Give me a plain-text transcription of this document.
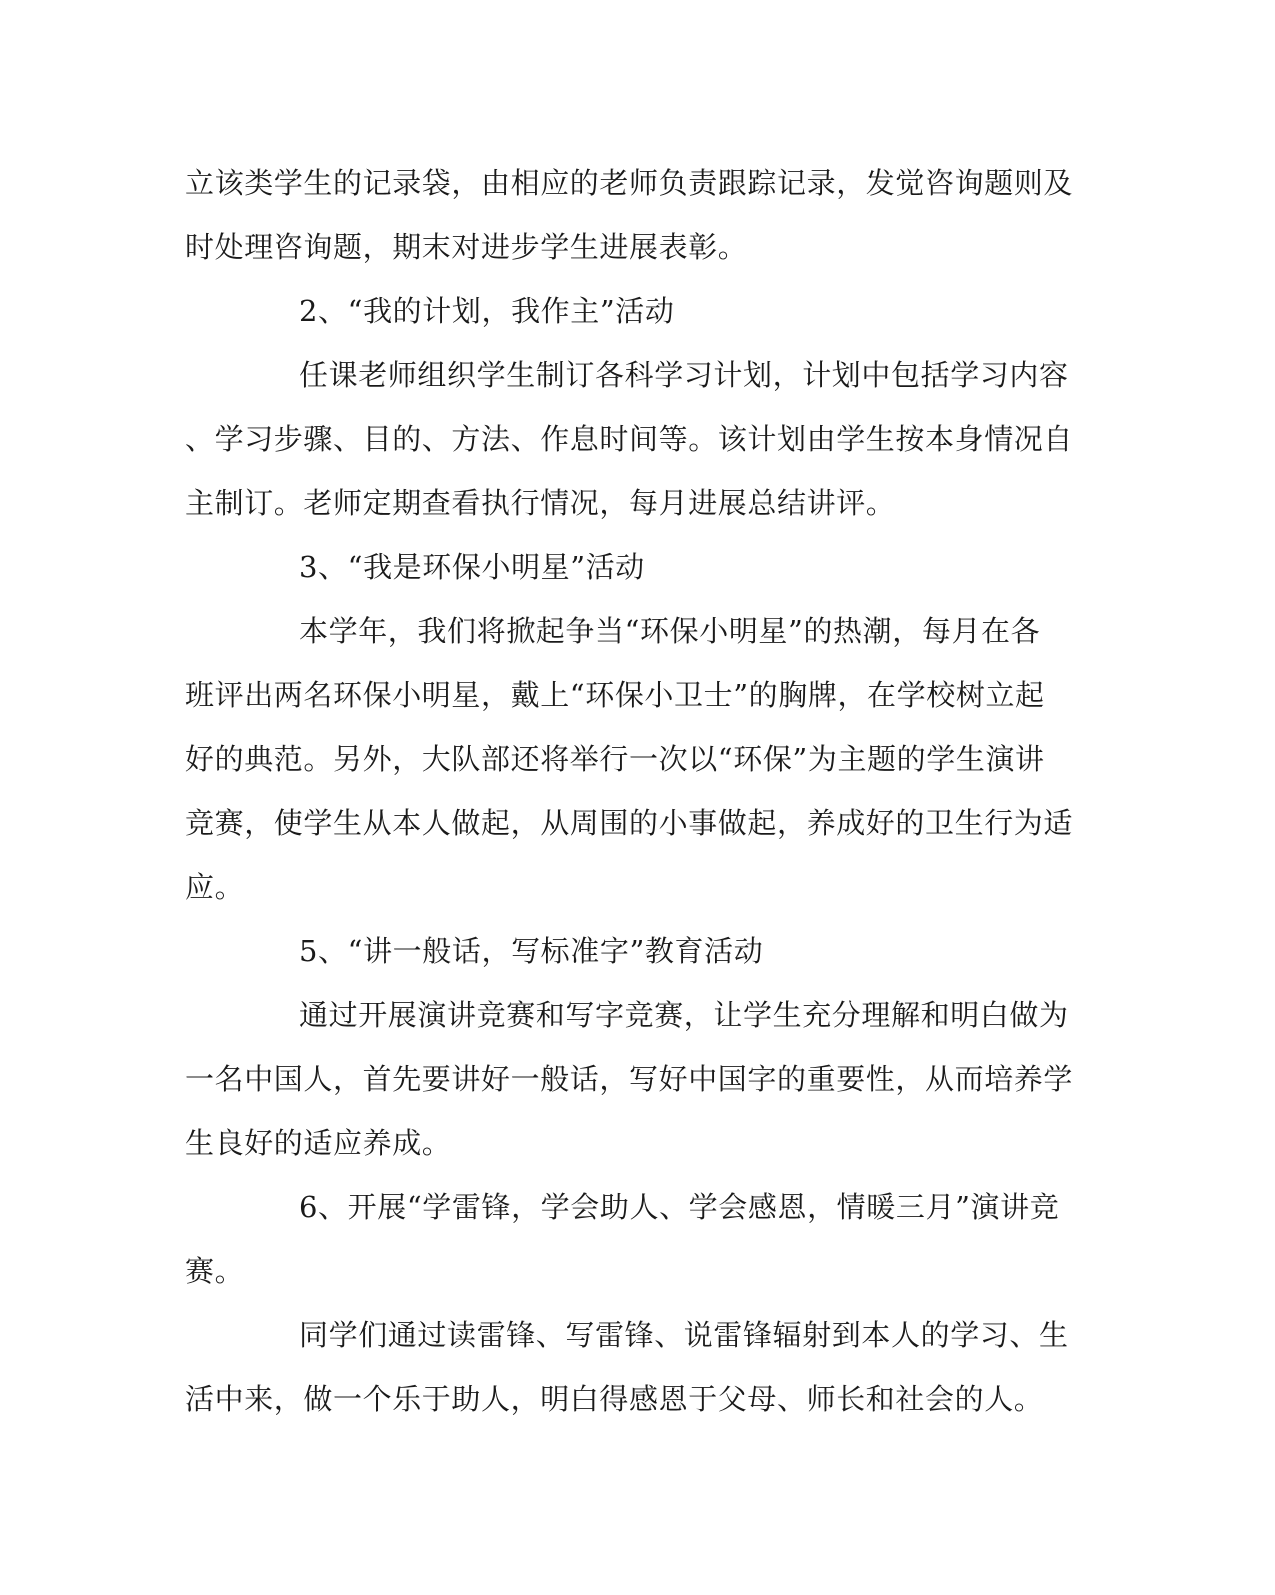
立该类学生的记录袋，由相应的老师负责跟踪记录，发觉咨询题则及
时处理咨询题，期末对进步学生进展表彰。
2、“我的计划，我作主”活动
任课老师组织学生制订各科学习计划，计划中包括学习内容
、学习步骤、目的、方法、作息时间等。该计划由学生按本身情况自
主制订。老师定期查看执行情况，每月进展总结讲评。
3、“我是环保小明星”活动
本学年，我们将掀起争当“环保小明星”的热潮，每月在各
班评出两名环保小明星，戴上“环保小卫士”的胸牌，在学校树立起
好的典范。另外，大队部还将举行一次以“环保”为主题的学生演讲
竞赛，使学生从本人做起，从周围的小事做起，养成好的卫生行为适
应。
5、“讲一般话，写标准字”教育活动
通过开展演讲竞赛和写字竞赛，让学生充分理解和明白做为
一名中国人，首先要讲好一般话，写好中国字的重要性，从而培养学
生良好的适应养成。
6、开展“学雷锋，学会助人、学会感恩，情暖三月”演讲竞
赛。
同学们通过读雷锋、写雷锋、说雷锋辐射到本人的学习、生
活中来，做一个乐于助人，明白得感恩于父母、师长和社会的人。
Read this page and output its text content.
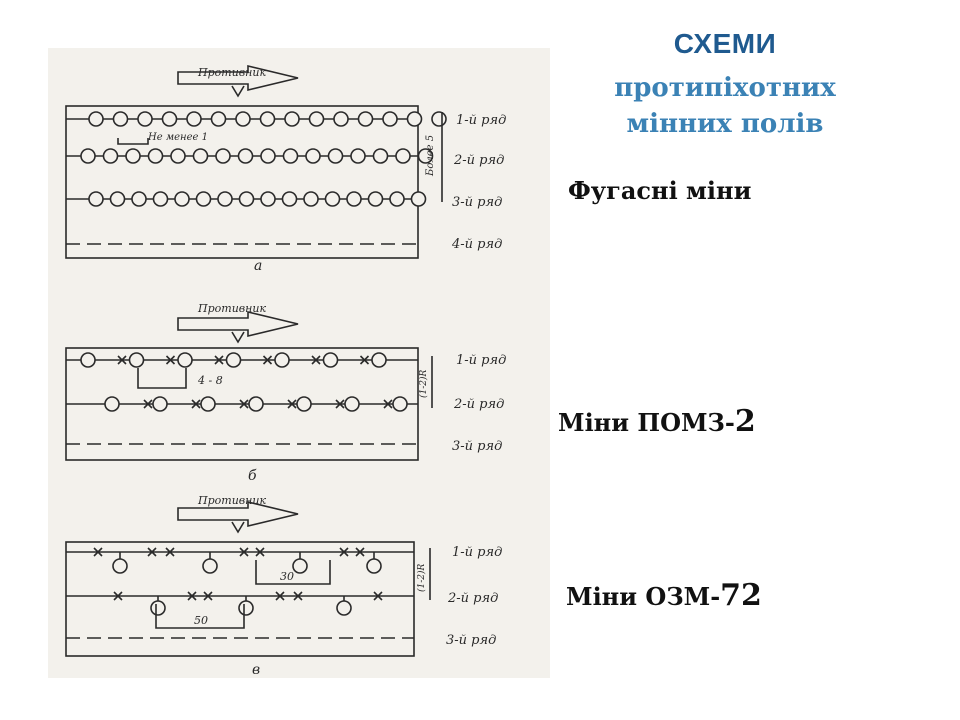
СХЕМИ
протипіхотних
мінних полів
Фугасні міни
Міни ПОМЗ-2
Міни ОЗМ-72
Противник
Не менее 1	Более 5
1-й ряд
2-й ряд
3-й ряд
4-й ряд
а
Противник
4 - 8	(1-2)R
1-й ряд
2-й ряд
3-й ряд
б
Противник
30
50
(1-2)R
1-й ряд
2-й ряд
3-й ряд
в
..........
Leave out the pictures and copy everything else in the records word for word.

Give me a plain-text transcription of this document.
立该类学生的记录袋，由相应的老师负责跟踪记录，发觉咨询题则及
时处理咨询题，期末对进步学生进展表彰。
2、“我的计划，我作主”活动
任课老师组织学生制订各科学习计划，计划中包括学习内容
、学习步骤、目的、方法、作息时间等。该计划由学生按本身情况自
主制订。老师定期查看执行情况，每月进展总结讲评。
3、“我是环保小明星”活动
本学年，我们将掀起争当“环保小明星”的热潮，每月在各
班评出两名环保小明星，戴上“环保小卫士”的胸牌，在学校树立起
好的典范。另外，大队部还将举行一次以“环保”为主题的学生演讲
竞赛，使学生从本人做起，从周围的小事做起，养成好的卫生行为适
应。
5、“讲一般话，写标准字”教育活动
通过开展演讲竞赛和写字竞赛，让学生充分理解和明白做为
一名中国人，首先要讲好一般话，写好中国字的重要性，从而培养学
生良好的适应养成。
6、开展“学雷锋，学会助人、学会感恩，情暖三月”演讲竞
赛。
同学们通过读雷锋、写雷锋、说雷锋辐射到本人的学习、生
活中来，做一个乐于助人，明白得感恩于父母、师长和社会的人。
Read this page and output its text content.
СХЕМИ
протипіхотних
мінних полів
Фугасні міни
Міни ПОМЗ-2
Міни ОЗМ-72
Противник
Не менее 1	Более 5
1-й ряд
2-й ряд
3-й ряд
4-й ряд
а
Противник
4 - 8	(1-2)R
1-й ряд
2-й ряд
3-й ряд
б
Противник
30
50
(1-2)R
1-й ряд
2-й ряд
3-й ряд
в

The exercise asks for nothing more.